TASK STATEMENT: List the entries as a numbered list, from the start of the entries through the line containing "chevron-down-icon bbox=[494, 154, 504, 161]", with both ends included and blank lines left out.
%%
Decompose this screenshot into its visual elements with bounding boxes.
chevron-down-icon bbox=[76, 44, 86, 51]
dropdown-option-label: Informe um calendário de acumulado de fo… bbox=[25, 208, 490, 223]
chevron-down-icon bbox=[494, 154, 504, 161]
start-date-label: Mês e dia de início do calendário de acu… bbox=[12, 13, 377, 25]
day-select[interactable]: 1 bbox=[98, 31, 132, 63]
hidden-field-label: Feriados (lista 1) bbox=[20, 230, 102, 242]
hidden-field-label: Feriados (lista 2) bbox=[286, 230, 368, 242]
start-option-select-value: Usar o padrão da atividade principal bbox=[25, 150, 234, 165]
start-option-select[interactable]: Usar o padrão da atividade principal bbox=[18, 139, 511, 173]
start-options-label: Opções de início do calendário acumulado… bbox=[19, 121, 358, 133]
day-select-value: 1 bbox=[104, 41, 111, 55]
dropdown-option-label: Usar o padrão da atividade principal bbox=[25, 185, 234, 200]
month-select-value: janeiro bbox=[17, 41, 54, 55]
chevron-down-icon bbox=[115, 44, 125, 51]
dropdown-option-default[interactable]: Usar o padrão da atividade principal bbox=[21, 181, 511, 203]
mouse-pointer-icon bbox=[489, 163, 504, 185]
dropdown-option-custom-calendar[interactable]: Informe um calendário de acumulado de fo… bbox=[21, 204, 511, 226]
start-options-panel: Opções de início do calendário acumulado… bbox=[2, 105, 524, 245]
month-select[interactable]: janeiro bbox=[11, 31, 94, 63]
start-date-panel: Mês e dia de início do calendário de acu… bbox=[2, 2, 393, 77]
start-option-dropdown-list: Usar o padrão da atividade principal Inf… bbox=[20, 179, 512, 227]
%%
REPLY TO THE TASK:
1. Decompose this screenshot into its visual elements with bounding boxes.
2. chevron-down-icon bbox=[76, 44, 86, 51]
3. dropdown-option-label: Informe um calendário de acumulado de fo… bbox=[25, 208, 490, 223]
4. chevron-down-icon bbox=[494, 154, 504, 161]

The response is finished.